STATED EXERCISE: Copy every line that holds "CuSO₄".

Dataset items:
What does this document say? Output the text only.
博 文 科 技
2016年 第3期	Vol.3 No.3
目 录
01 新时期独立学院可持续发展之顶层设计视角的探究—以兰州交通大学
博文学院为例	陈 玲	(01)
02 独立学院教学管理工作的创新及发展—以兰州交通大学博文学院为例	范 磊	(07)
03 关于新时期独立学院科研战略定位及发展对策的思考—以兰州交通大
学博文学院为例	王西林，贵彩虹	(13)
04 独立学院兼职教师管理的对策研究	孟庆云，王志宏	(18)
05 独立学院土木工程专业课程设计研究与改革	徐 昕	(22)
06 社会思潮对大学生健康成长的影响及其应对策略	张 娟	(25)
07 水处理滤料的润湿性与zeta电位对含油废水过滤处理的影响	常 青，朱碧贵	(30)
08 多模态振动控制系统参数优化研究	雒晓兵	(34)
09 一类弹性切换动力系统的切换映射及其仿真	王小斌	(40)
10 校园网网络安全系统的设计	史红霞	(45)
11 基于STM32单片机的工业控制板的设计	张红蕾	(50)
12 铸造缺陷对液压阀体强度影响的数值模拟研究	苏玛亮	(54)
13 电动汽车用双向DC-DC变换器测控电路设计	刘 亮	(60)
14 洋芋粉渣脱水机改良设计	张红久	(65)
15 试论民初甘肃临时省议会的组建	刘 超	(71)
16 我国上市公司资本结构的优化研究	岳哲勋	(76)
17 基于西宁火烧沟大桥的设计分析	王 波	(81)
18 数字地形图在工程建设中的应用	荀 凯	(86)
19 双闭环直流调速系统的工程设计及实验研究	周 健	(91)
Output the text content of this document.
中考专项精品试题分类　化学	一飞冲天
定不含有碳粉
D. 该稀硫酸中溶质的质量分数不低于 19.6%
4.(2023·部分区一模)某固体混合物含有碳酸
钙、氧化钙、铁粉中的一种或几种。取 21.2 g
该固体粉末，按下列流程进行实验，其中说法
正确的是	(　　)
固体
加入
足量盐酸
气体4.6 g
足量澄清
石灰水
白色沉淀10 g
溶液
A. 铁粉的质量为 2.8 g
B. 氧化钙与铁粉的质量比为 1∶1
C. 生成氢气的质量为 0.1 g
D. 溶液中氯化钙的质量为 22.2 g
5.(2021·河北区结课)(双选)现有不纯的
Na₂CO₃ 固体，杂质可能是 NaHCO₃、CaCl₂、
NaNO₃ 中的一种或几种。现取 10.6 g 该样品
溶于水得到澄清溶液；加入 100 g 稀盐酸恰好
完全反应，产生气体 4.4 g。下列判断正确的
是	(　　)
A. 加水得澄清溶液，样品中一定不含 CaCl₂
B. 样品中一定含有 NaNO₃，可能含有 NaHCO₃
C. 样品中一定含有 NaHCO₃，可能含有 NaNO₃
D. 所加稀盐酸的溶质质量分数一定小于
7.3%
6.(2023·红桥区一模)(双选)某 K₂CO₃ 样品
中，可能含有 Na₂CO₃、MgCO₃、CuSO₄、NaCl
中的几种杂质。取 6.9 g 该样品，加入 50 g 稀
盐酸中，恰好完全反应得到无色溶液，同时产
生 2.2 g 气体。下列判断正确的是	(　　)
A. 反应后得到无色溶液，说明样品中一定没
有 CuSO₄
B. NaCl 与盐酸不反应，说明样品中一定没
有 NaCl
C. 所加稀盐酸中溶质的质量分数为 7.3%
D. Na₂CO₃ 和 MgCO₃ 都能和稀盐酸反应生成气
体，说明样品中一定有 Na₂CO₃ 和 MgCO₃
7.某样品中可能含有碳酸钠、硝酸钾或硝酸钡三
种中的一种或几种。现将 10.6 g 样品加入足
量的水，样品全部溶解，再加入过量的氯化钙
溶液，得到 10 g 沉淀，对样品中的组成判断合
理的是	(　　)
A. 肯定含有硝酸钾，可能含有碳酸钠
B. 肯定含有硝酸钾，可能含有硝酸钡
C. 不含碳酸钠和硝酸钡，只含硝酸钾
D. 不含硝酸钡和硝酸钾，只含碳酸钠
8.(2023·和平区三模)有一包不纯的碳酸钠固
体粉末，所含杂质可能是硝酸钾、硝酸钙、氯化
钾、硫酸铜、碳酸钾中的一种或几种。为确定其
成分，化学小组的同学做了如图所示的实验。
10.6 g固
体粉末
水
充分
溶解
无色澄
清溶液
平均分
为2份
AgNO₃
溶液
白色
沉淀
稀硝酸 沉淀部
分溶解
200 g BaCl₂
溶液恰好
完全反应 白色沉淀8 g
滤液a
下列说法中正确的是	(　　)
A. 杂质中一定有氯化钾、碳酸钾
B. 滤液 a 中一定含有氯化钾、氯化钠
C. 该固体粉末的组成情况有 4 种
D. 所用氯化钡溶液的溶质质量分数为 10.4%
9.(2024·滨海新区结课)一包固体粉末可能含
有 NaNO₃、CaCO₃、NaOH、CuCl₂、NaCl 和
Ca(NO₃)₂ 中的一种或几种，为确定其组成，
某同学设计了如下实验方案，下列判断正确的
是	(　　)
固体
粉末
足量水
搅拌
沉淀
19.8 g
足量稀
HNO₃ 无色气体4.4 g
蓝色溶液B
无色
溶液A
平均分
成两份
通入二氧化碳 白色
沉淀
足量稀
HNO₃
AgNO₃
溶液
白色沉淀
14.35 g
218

SOLUTION FOR THIS TASK:
中，可能含有 Na₂CO₃、MgCO₃、CuSO₄、NaCl
有 CuSO₄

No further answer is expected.